Instructions to follow. Word for word, repeat the entries, minus the pictures.

[Stored items]
##########

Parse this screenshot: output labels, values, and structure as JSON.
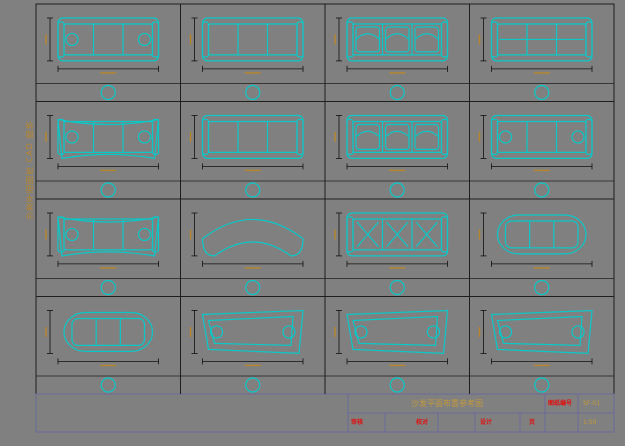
{
  "sheet": {
    "side_text": "沙发平面图库 CAD 图块",
    "title_block": {
      "title": "沙发平面布置参考图",
      "drawing_no_label": "图纸编号",
      "drawing_no_value": "SF-01",
      "scale_value": "1:50",
      "label_1": "审核",
      "label_2": "校对",
      "label_3": "设计",
      "label_4": "页"
    }
  },
  "colors": {
    "background": "#808080",
    "grid_line": "#1e1e1e",
    "symbol_line": "#0ac8c8",
    "dimension_line": "#101010",
    "dimension_text": "#b8862a",
    "red_text": "#e01010"
  },
  "grid": {
    "rows": 4,
    "cols": 4,
    "cells": [
      {
        "symbol": "three-seat-sofa-with-pillows-icon"
      },
      {
        "symbol": "three-seat-straight-sofa-icon"
      },
      {
        "symbol": "three-seat-patterned-sofa-icon"
      },
      {
        "symbol": "straight-sofa-thin-back-icon"
      },
      {
        "symbol": "curved-sofa-with-pillows-icon"
      },
      {
        "symbol": "three-seat-sofa-icon"
      },
      {
        "symbol": "sofa-with-patterned-cushions-icon"
      },
      {
        "symbol": "sofa-with-throw-icon"
      },
      {
        "symbol": "long-curved-sofa-icon"
      },
      {
        "symbol": "crescent-sofa-icon"
      },
      {
        "symbol": "sofa-with-x-cushions-icon"
      },
      {
        "symbol": "rounded-sofa-icon"
      },
      {
        "symbol": "small-loveseat-icon"
      },
      {
        "symbol": "chaise-sofa-icon"
      },
      {
        "symbol": "angled-sofa-icon"
      },
      {
        "symbol": "sofa-with-blanket-icon"
      }
    ]
  }
}
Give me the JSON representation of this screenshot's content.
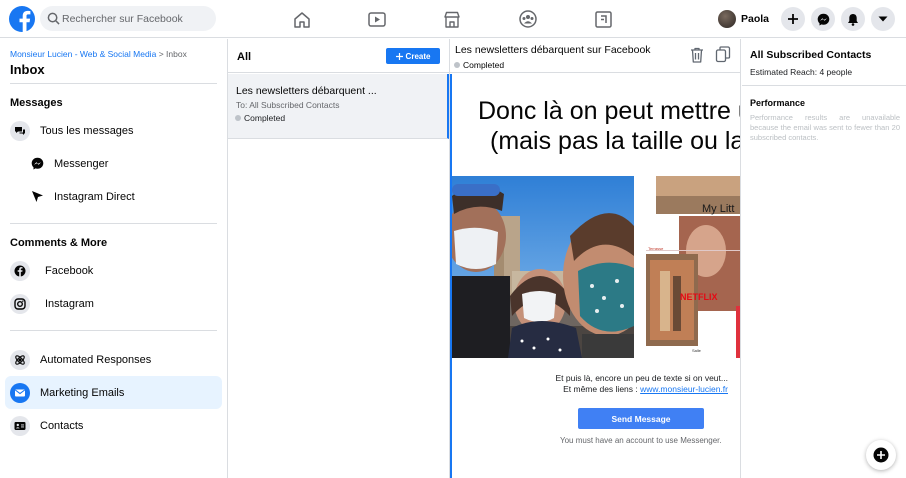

##########

Solution.
Parse this screenshot: output labels, values, and structure as JSON.
{
  "sheet": {
    "side_text": "沙发平面图库 CAD 图块",
    "title_block": {
      "title": "沙发平面布置参考图",
      "drawing_no_label": "图纸编号",
      "drawing_no_value": "SF-01",
      "scale_value": "1:50",
      "label_1": "审核",
      "label_2": "校对",
      "label_3": "设计",
      "label_4": "页"
    }
  },
  "colors": {
    "background": "#808080",
    "grid_line": "#1e1e1e",
    "symbol_line": "#0ac8c8",
    "dimension_line": "#101010",
    "dimension_text": "#b8862a",
    "red_text": "#e01010"
  },
  "grid": {
    "rows": 4,
    "cols": 4,
    "cells": [
      {
        "symbol": "three-seat-sofa-with-pillows-icon"
      },
      {
        "symbol": "three-seat-straight-sofa-icon"
      },
      {
        "symbol": "three-seat-patterned-sofa-icon"
      },
      {
        "symbol": "straight-sofa-thin-back-icon"
      },
      {
        "symbol": "curved-sofa-with-pillows-icon"
      },
      {
        "symbol": "three-seat-sofa-icon"
      },
      {
        "symbol": "sofa-with-patterned-cushions-icon"
      },
      {
        "symbol": "sofa-with-throw-icon"
      },
      {
        "symbol": "long-curved-sofa-icon"
      },
      {
        "symbol": "crescent-sofa-icon"
      },
      {
        "symbol": "sofa-with-x-cushions-icon"
      },
      {
        "symbol": "rounded-sofa-icon"
      },
      {
        "symbol": "small-loveseat-icon"
      },
      {
        "symbol": "chaise-sofa-icon"
      },
      {
        "symbol": "angled-sofa-icon"
      },
      {
        "symbol": "sofa-with-blanket-icon"
      }
    ]
  }
}
Give me the JSON representation of this screenshot's content.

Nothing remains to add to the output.